● Instructions to follow:
In the entries below, identify every line with the string "name" and copy it.

Dataset items:
++++++

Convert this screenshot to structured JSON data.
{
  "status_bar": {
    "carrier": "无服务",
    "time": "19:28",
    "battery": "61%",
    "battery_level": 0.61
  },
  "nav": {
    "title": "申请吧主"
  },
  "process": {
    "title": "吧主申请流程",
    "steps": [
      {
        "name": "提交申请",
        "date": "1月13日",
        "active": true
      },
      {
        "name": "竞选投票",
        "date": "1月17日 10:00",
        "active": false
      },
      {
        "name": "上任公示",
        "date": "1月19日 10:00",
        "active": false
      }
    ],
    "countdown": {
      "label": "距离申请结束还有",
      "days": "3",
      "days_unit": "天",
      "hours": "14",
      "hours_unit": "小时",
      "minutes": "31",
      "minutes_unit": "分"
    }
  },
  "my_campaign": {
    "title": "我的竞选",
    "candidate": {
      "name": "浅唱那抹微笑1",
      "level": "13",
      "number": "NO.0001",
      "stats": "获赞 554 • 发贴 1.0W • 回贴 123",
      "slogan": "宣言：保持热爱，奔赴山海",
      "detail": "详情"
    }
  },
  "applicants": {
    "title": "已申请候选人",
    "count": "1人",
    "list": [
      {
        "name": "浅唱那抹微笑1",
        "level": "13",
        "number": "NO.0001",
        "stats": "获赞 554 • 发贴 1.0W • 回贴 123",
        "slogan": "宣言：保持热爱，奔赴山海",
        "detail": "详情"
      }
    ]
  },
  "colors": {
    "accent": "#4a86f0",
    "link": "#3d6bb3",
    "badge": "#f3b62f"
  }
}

++++++

● Solved exercise:
        "name": "提交申请",
        "name": "竞选投票",
        "name": "上任公示",
      "name": "浅唱那抹微笑1",
        "name": "浅唱那抹微笑1",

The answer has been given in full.